Filter these entries, keeping only lines that hold the word "JSON".

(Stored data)
## start

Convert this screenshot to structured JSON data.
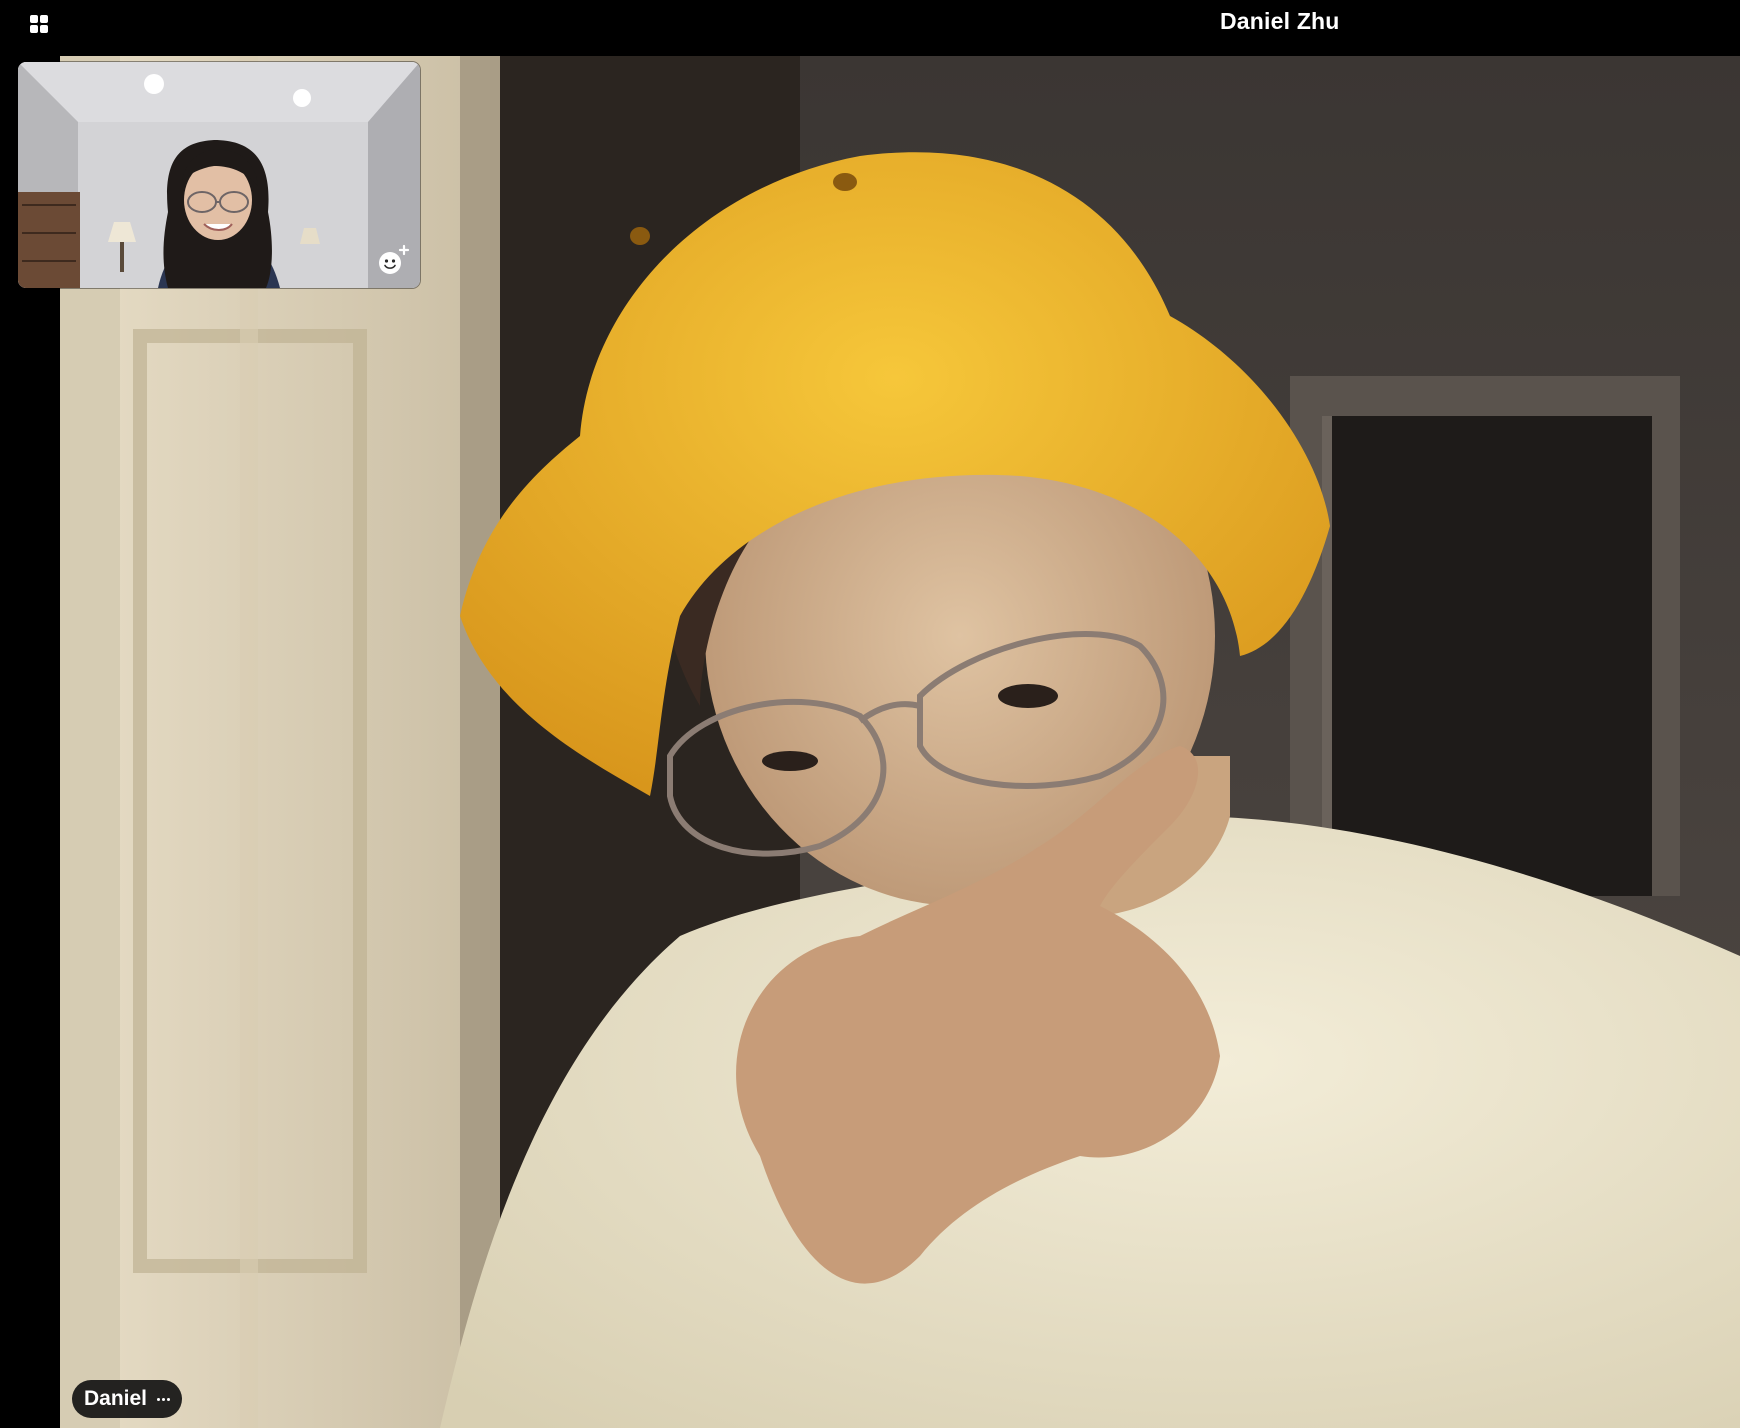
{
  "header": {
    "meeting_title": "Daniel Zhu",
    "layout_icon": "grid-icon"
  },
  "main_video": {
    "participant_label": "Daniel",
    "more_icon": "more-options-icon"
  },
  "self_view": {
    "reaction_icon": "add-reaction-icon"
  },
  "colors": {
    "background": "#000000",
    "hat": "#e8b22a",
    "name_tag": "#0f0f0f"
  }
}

## end
## start

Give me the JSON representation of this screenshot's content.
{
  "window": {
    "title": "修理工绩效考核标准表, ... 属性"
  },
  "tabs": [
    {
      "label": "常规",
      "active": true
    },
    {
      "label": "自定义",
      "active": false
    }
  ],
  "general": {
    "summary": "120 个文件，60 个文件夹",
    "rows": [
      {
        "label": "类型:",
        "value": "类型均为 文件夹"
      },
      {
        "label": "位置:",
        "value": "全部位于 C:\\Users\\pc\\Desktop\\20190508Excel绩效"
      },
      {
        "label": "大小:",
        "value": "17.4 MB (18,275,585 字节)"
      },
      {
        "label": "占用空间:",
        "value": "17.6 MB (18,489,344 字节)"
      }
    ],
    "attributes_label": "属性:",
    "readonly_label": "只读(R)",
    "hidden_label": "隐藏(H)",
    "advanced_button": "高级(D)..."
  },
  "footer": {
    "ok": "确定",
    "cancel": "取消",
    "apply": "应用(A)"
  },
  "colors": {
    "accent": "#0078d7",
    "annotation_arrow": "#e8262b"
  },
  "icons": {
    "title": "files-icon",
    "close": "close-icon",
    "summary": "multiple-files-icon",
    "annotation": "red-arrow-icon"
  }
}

## end

* _WRITTEN REPLY_
Convert this screenshot to structured JSON data.
Give me the JSON representation of this screenshot's content.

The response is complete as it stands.